» **OBJECTIVE**
Your task is to gather the lines below that hold the string "expanded".

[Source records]
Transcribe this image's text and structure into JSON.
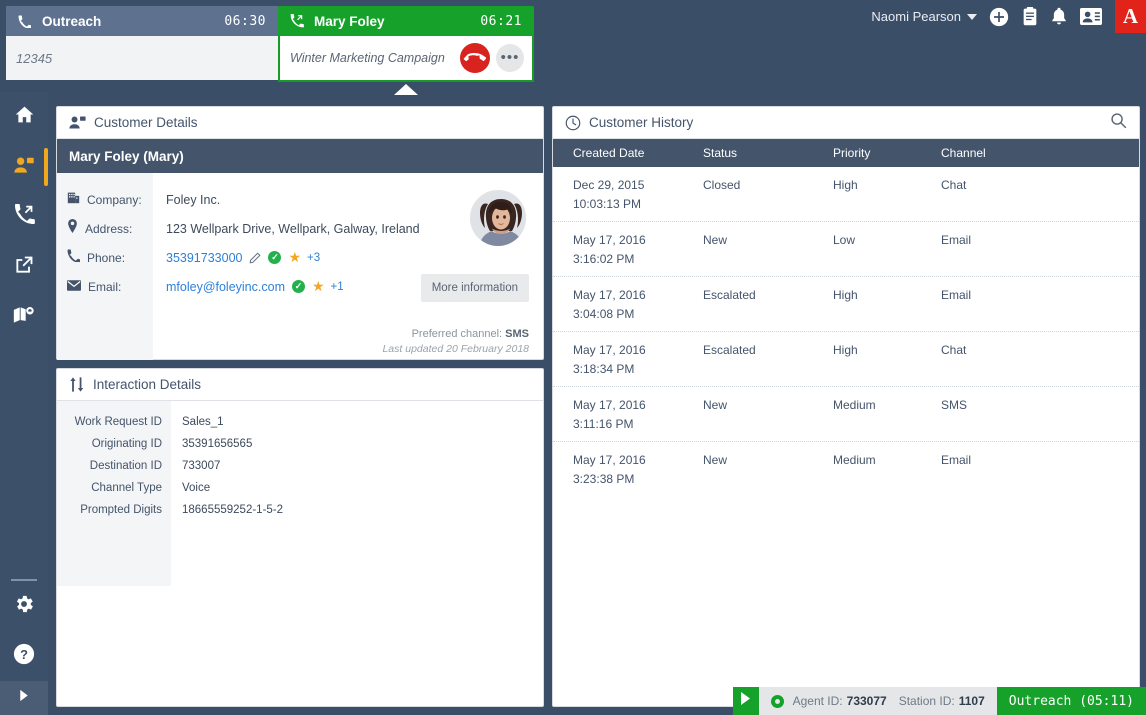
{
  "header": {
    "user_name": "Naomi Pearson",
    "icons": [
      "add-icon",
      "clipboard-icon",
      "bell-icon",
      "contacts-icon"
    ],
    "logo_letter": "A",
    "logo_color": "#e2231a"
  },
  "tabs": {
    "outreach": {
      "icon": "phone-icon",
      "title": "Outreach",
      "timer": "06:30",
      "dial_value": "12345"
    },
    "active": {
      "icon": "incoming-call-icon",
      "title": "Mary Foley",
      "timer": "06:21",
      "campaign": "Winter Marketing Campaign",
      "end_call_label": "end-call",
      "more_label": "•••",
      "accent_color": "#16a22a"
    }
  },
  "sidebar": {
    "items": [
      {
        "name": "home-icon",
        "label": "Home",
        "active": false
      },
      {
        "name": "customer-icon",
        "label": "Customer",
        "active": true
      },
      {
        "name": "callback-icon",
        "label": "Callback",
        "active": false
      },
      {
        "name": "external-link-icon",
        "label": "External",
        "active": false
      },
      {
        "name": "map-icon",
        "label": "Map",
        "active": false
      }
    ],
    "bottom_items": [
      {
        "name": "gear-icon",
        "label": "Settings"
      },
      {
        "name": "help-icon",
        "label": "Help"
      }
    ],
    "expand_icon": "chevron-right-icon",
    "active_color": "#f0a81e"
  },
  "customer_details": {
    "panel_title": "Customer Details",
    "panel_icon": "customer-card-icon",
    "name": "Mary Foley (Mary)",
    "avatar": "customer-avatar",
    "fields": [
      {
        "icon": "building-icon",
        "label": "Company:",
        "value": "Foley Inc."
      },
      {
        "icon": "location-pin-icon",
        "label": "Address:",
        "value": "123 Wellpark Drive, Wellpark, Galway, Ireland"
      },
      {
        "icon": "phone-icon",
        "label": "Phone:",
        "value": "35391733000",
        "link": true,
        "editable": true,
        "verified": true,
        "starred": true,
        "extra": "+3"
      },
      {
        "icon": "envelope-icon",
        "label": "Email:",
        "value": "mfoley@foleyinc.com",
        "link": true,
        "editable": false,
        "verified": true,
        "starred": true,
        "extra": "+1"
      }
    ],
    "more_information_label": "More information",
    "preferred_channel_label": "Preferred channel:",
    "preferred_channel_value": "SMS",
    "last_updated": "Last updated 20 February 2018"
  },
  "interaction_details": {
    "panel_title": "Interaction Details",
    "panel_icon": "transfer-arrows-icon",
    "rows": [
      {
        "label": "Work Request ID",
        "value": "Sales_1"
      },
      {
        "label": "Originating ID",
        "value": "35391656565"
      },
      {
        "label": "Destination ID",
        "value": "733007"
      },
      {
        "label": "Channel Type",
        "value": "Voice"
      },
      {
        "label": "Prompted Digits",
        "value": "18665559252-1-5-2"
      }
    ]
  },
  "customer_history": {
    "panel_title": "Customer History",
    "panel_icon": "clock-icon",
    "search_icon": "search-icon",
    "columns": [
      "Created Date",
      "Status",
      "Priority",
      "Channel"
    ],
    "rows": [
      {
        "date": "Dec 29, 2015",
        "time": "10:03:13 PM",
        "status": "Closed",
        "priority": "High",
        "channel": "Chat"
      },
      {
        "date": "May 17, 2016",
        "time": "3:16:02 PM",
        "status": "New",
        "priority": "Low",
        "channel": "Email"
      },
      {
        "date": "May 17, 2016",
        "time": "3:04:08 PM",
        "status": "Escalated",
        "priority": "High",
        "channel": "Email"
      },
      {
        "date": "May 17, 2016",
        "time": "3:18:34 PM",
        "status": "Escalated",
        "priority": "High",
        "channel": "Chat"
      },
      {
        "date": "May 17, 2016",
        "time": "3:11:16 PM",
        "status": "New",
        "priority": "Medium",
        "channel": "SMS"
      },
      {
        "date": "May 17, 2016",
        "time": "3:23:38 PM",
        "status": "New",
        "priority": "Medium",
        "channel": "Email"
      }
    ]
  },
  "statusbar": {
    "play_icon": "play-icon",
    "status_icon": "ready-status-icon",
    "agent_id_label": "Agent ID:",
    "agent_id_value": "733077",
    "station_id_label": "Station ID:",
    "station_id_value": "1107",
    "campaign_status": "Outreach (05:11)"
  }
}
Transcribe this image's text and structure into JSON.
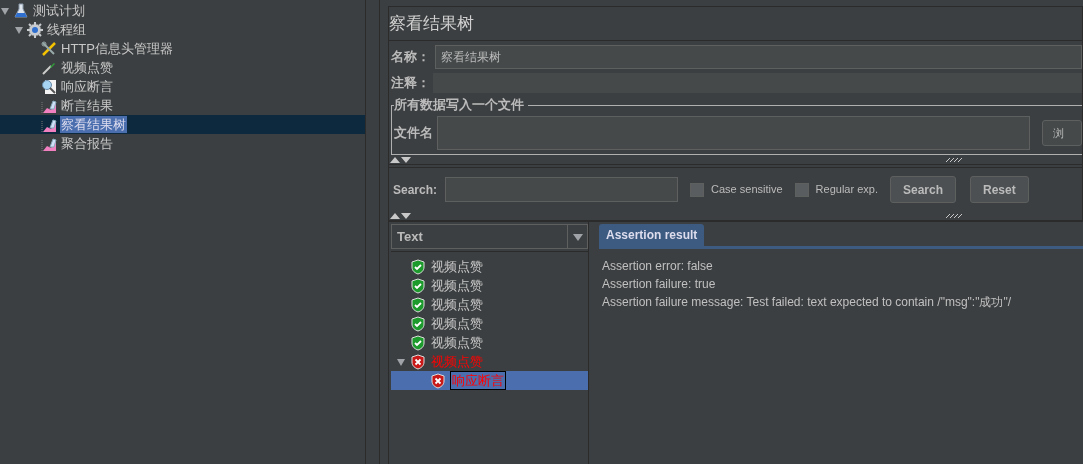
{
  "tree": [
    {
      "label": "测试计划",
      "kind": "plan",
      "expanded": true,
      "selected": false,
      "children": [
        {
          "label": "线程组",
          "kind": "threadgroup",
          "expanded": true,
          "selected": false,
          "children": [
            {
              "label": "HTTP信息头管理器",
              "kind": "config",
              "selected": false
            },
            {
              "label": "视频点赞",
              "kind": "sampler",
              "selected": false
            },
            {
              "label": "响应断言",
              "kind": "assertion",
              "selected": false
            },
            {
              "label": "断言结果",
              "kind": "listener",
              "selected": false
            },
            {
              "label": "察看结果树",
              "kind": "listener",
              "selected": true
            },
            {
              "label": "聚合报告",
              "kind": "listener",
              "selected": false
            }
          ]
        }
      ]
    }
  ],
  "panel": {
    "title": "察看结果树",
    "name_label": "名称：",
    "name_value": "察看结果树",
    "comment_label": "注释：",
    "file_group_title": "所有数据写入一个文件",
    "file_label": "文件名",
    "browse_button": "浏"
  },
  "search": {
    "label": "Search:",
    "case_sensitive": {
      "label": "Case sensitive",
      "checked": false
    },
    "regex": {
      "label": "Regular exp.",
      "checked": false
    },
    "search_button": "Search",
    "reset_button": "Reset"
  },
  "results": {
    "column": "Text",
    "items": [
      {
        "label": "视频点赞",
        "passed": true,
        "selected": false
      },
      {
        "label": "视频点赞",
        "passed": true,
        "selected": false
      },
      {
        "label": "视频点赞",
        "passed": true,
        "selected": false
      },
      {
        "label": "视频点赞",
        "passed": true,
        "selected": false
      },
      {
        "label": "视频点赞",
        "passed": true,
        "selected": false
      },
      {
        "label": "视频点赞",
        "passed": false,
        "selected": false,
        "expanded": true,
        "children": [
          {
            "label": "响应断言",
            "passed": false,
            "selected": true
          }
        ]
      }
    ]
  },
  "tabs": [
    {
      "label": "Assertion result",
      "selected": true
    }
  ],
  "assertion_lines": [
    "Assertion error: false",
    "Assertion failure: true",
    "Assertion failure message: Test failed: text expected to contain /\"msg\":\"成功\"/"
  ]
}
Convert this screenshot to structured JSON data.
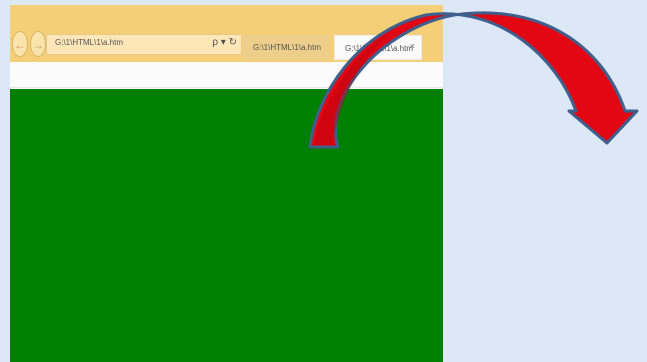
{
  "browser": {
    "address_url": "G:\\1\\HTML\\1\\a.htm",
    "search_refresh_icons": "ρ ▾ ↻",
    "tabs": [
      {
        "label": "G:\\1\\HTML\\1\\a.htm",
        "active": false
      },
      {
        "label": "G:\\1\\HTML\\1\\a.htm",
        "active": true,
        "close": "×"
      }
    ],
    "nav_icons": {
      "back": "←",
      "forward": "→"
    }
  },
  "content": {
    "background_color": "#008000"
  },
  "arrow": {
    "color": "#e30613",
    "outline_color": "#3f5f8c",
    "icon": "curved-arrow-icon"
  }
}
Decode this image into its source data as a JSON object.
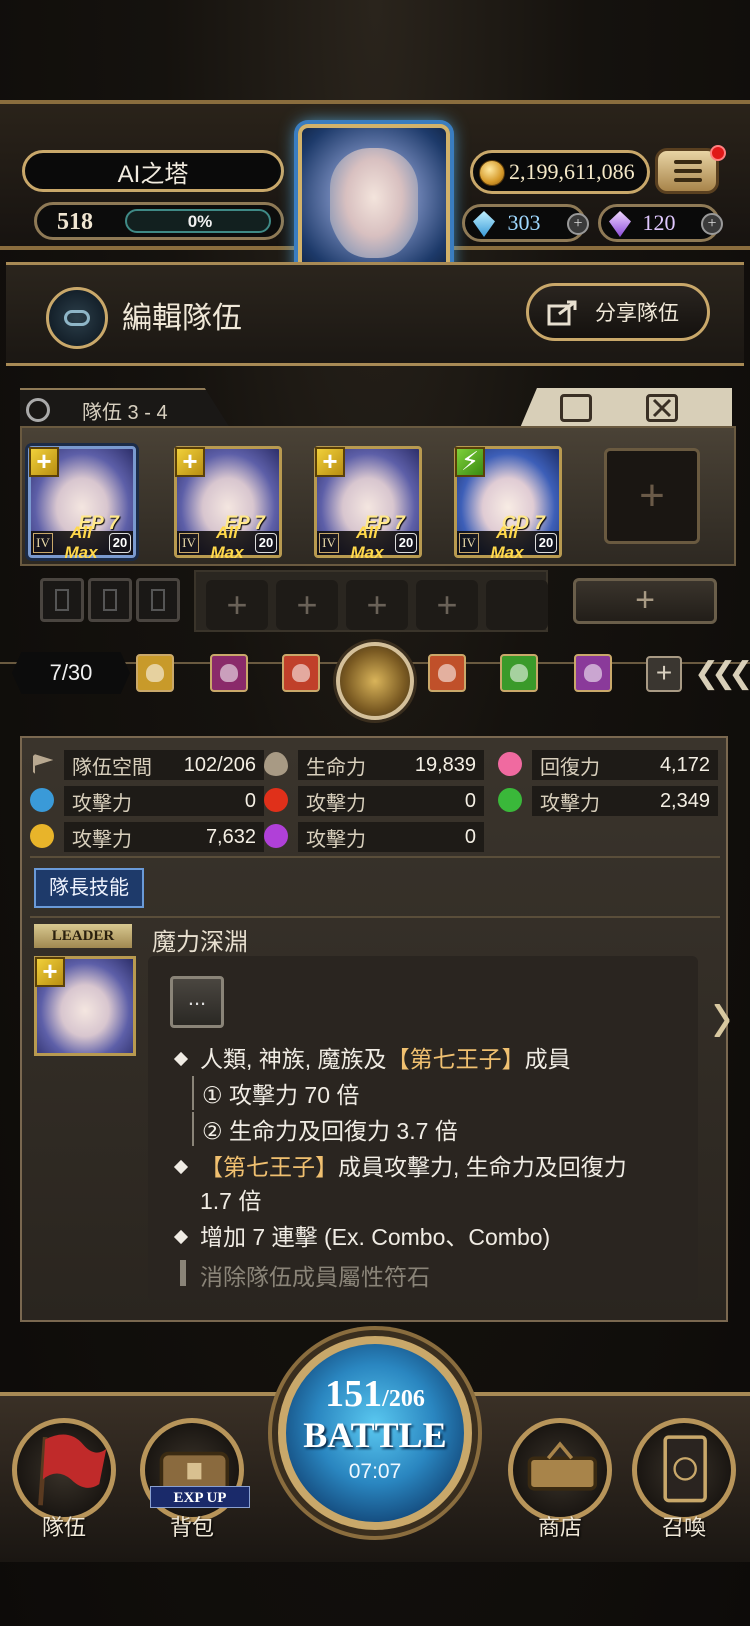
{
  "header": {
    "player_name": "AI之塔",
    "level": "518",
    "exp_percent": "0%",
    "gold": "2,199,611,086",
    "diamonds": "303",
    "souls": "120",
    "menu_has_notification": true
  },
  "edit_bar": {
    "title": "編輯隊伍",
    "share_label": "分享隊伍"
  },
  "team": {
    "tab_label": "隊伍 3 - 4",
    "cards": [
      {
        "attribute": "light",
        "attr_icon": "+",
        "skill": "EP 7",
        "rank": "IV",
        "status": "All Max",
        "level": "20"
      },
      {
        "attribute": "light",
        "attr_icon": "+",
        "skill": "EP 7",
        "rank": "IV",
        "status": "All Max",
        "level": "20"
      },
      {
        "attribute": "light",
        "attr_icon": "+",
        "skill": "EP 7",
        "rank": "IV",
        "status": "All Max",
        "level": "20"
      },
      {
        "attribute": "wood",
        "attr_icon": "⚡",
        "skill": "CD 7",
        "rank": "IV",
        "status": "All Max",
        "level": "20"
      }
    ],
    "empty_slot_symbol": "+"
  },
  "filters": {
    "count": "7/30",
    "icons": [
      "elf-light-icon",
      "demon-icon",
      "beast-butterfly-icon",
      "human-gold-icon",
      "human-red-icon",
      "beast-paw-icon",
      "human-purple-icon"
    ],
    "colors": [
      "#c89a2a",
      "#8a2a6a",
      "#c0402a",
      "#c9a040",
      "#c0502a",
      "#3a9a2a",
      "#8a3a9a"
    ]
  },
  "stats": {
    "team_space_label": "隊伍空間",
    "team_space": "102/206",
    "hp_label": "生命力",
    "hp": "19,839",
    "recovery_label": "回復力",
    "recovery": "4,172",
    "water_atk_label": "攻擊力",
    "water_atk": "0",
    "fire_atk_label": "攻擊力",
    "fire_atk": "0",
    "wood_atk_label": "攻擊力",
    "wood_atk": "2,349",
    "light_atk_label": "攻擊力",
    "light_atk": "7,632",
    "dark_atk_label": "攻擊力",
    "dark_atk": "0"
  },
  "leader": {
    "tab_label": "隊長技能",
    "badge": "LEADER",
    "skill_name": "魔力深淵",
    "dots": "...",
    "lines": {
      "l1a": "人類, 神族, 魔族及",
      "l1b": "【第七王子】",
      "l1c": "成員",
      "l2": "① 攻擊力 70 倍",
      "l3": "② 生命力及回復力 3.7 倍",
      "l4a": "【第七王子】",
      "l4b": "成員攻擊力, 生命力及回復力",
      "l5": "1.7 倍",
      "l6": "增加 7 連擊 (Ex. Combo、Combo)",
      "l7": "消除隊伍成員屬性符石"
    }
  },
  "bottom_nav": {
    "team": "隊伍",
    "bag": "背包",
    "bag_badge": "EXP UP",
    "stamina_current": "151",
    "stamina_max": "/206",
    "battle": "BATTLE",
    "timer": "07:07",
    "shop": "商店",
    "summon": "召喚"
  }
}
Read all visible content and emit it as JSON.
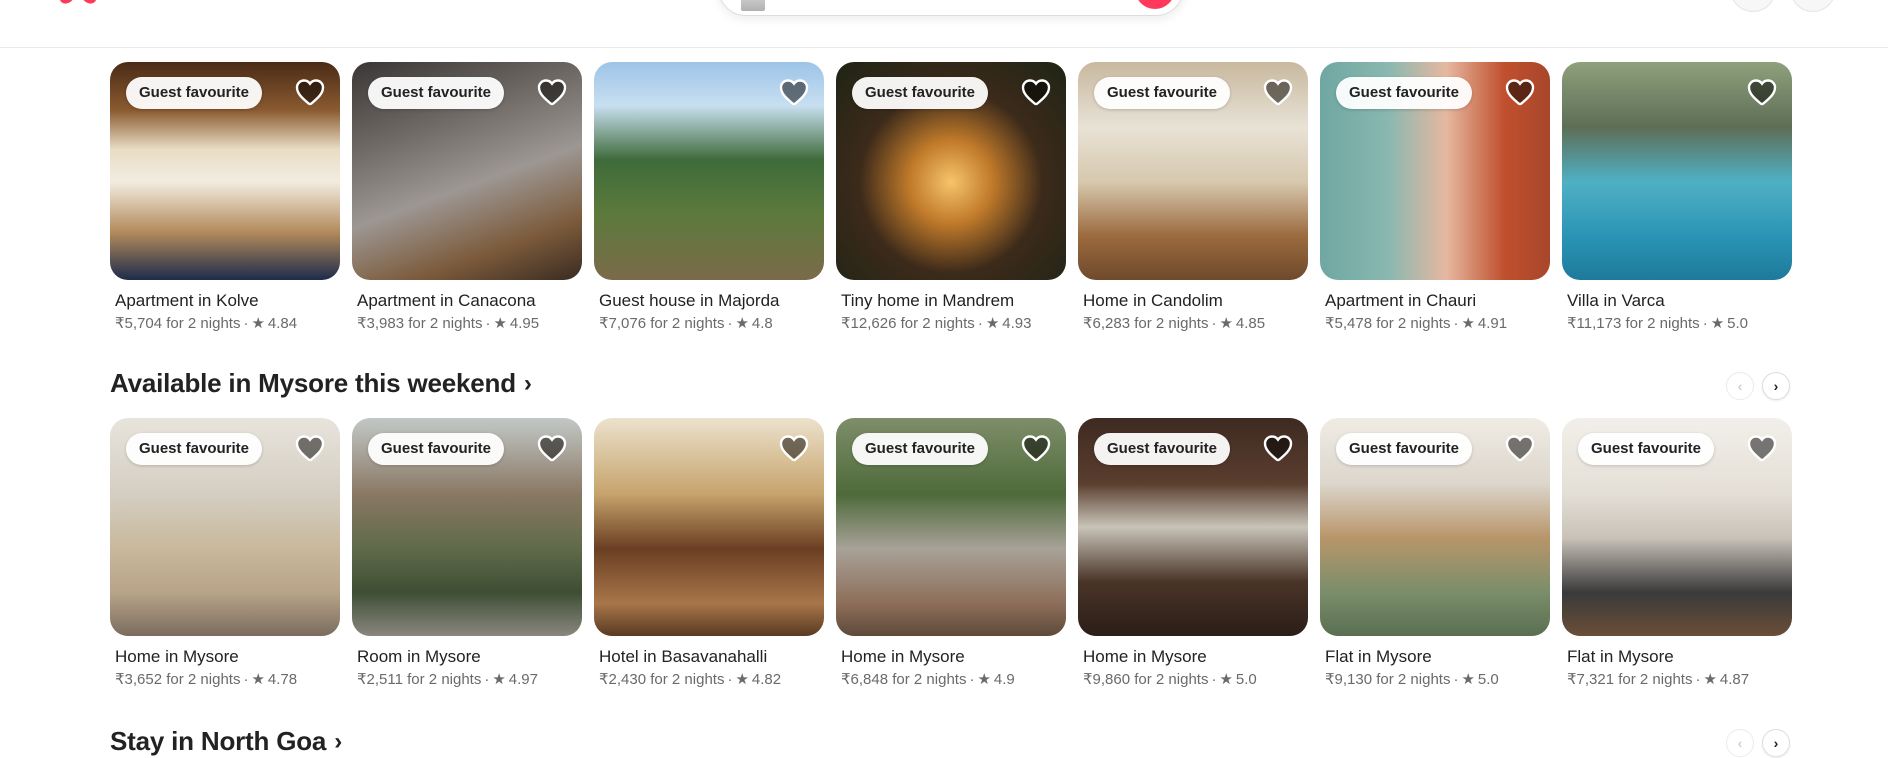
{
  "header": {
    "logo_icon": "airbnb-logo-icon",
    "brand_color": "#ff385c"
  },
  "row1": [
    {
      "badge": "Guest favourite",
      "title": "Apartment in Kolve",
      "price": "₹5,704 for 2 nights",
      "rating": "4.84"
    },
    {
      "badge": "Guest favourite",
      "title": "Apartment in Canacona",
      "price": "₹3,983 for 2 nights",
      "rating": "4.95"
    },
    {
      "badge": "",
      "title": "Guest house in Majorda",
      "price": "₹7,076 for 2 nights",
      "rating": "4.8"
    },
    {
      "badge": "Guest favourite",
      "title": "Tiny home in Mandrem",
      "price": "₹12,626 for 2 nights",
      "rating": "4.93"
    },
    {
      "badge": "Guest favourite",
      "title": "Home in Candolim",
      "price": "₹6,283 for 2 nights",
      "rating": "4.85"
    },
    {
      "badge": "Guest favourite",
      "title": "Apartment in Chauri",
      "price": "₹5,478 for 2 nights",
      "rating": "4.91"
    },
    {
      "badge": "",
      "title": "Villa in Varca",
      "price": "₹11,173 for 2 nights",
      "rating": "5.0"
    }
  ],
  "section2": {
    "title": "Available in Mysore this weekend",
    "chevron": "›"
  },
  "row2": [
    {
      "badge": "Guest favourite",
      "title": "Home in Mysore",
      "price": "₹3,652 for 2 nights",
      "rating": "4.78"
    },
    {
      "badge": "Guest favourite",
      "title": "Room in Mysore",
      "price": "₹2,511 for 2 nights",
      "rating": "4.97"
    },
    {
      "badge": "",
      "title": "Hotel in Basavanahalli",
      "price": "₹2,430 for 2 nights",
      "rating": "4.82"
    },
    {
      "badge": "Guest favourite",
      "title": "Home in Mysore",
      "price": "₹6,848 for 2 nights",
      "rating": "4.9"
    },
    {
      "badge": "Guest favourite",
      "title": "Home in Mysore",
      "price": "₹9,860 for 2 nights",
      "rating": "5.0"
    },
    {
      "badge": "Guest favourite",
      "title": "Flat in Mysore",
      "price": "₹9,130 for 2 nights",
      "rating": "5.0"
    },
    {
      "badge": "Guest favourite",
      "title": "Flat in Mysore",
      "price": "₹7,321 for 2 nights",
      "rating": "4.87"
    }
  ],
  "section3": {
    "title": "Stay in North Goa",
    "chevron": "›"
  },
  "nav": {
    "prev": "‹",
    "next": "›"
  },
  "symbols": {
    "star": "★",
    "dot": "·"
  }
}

» **SOLUTION BELOW**
      "expanded": true,
          "expanded": true,
        "expanded": true,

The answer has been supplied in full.